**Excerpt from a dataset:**
-- -- --
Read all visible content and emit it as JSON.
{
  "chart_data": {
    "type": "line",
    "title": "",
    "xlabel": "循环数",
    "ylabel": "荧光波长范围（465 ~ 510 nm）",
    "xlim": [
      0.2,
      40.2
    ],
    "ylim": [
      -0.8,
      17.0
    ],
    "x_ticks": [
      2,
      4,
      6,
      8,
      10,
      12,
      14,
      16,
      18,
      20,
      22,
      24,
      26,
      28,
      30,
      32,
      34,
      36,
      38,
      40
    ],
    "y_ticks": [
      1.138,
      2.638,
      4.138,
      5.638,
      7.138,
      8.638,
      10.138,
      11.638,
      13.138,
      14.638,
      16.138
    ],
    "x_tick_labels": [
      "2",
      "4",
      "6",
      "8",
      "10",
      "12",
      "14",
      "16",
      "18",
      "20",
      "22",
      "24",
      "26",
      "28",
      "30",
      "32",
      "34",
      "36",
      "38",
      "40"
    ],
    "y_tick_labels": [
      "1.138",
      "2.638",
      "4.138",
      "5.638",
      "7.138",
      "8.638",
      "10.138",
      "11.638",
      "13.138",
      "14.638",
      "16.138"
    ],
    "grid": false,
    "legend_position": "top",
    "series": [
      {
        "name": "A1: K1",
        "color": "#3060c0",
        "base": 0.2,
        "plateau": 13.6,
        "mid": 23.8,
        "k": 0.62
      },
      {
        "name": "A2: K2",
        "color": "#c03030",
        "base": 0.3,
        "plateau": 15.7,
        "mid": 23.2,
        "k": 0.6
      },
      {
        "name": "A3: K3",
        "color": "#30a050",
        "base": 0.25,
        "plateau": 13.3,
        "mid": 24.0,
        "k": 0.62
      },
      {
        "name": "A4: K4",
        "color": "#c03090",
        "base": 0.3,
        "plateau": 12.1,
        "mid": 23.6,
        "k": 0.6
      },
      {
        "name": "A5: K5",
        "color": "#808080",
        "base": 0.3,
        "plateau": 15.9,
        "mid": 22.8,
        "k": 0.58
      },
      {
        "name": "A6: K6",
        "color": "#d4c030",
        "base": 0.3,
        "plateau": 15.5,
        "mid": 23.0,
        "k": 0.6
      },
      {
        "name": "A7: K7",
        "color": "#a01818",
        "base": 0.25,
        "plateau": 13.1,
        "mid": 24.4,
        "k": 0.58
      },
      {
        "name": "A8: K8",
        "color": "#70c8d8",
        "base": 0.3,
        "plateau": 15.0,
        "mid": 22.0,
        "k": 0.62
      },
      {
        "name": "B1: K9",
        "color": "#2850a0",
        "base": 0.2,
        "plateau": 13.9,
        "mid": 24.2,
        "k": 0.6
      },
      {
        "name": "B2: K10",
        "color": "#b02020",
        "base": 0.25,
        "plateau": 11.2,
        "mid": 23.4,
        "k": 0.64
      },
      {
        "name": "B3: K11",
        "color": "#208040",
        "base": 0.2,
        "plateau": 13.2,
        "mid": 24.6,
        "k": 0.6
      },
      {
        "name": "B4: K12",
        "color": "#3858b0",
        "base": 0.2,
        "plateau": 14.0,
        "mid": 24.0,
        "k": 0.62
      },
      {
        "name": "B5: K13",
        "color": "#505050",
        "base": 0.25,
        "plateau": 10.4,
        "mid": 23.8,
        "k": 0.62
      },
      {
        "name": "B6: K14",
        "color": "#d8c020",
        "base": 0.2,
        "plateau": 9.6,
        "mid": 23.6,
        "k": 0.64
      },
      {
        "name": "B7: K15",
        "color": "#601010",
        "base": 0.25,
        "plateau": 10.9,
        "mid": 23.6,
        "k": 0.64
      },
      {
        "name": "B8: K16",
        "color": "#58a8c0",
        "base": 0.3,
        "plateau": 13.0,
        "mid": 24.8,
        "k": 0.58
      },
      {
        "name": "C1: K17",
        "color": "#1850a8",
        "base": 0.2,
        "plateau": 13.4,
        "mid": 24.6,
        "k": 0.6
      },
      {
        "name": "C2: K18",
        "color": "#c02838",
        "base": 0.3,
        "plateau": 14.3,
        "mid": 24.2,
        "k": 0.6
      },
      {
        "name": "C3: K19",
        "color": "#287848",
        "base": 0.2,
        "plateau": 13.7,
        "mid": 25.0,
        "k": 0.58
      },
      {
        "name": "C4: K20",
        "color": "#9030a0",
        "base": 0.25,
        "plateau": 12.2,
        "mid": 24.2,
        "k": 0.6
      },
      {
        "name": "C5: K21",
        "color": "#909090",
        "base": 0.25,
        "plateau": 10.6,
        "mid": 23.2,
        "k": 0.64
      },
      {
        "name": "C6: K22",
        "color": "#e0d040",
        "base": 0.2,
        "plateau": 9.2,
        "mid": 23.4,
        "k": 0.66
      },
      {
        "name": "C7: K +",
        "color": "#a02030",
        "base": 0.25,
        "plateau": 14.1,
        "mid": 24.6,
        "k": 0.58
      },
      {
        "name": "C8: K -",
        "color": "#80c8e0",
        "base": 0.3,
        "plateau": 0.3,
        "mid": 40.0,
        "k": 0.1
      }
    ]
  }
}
-- -- --
**TASK TO CARRY OUT:** Return all of the entries word for word.

**THE ANSWER:**
Read all visible content and emit it as JSON.
{
  "chart_data": {
    "type": "line",
    "title": "",
    "xlabel": "循环数",
    "ylabel": "荧光波长范围（465 ~ 510 nm）",
    "xlim": [
      0.2,
      40.2
    ],
    "ylim": [
      -0.8,
      17.0
    ],
    "x_ticks": [
      2,
      4,
      6,
      8,
      10,
      12,
      14,
      16,
      18,
      20,
      22,
      24,
      26,
      28,
      30,
      32,
      34,
      36,
      38,
      40
    ],
    "y_ticks": [
      1.138,
      2.638,
      4.138,
      5.638,
      7.138,
      8.638,
      10.138,
      11.638,
      13.138,
      14.638,
      16.138
    ],
    "x_tick_labels": [
      "2",
      "4",
      "6",
      "8",
      "10",
      "12",
      "14",
      "16",
      "18",
      "20",
      "22",
      "24",
      "26",
      "28",
      "30",
      "32",
      "34",
      "36",
      "38",
      "40"
    ],
    "y_tick_labels": [
      "1.138",
      "2.638",
      "4.138",
      "5.638",
      "7.138",
      "8.638",
      "10.138",
      "11.638",
      "13.138",
      "14.638",
      "16.138"
    ],
    "grid": false,
    "legend_position": "top",
    "series": [
      {
        "name": "A1: K1",
        "color": "#3060c0",
        "base": 0.2,
        "plateau": 13.6,
        "mid": 23.8,
        "k": 0.62
      },
      {
        "name": "A2: K2",
        "color": "#c03030",
        "base": 0.3,
        "plateau": 15.7,
        "mid": 23.2,
        "k": 0.6
      },
      {
        "name": "A3: K3",
        "color": "#30a050",
        "base": 0.25,
        "plateau": 13.3,
        "mid": 24.0,
        "k": 0.62
      },
      {
        "name": "A4: K4",
        "color": "#c03090",
        "base": 0.3,
        "plateau": 12.1,
        "mid": 23.6,
        "k": 0.6
      },
      {
        "name": "A5: K5",
        "color": "#808080",
        "base": 0.3,
        "plateau": 15.9,
        "mid": 22.8,
        "k": 0.58
      },
      {
        "name": "A6: K6",
        "color": "#d4c030",
        "base": 0.3,
        "plateau": 15.5,
        "mid": 23.0,
        "k": 0.6
      },
      {
        "name": "A7: K7",
        "color": "#a01818",
        "base": 0.25,
        "plateau": 13.1,
        "mid": 24.4,
        "k": 0.58
      },
      {
        "name": "A8: K8",
        "color": "#70c8d8",
        "base": 0.3,
        "plateau": 15.0,
        "mid": 22.0,
        "k": 0.62
      },
      {
        "name": "B1: K9",
        "color": "#2850a0",
        "base": 0.2,
        "plateau": 13.9,
        "mid": 24.2,
        "k": 0.6
      },
      {
        "name": "B2: K10",
        "color": "#b02020",
        "base": 0.25,
        "plateau": 11.2,
        "mid": 23.4,
        "k": 0.64
      },
      {
        "name": "B3: K11",
        "color": "#208040",
        "base": 0.2,
        "plateau": 13.2,
        "mid": 24.6,
        "k": 0.6
      },
      {
        "name": "B4: K12",
        "color": "#3858b0",
        "base": 0.2,
        "plateau": 14.0,
        "mid": 24.0,
        "k": 0.62
      },
      {
        "name": "B5: K13",
        "color": "#505050",
        "base": 0.25,
        "plateau": 10.4,
        "mid": 23.8,
        "k": 0.62
      },
      {
        "name": "B6: K14",
        "color": "#d8c020",
        "base": 0.2,
        "plateau": 9.6,
        "mid": 23.6,
        "k": 0.64
      },
      {
        "name": "B7: K15",
        "color": "#601010",
        "base": 0.25,
        "plateau": 10.9,
        "mid": 23.6,
        "k": 0.64
      },
      {
        "name": "B8: K16",
        "color": "#58a8c0",
        "base": 0.3,
        "plateau": 13.0,
        "mid": 24.8,
        "k": 0.58
      },
      {
        "name": "C1: K17",
        "color": "#1850a8",
        "base": 0.2,
        "plateau": 13.4,
        "mid": 24.6,
        "k": 0.6
      },
      {
        "name": "C2: K18",
        "color": "#c02838",
        "base": 0.3,
        "plateau": 14.3,
        "mid": 24.2,
        "k": 0.6
      },
      {
        "name": "C3: K19",
        "color": "#287848",
        "base": 0.2,
        "plateau": 13.7,
        "mid": 25.0,
        "k": 0.58
      },
      {
        "name": "C4: K20",
        "color": "#9030a0",
        "base": 0.25,
        "plateau": 12.2,
        "mid": 24.2,
        "k": 0.6
      },
      {
        "name": "C5: K21",
        "color": "#909090",
        "base": 0.25,
        "plateau": 10.6,
        "mid": 23.2,
        "k": 0.64
      },
      {
        "name": "C6: K22",
        "color": "#e0d040",
        "base": 0.2,
        "plateau": 9.2,
        "mid": 23.4,
        "k": 0.66
      },
      {
        "name": "C7: K +",
        "color": "#a02030",
        "base": 0.25,
        "plateau": 14.1,
        "mid": 24.6,
        "k": 0.58
      },
      {
        "name": "C8: K -",
        "color": "#80c8e0",
        "base": 0.3,
        "plateau": 0.3,
        "mid": 40.0,
        "k": 0.1
      }
    ]
  }
}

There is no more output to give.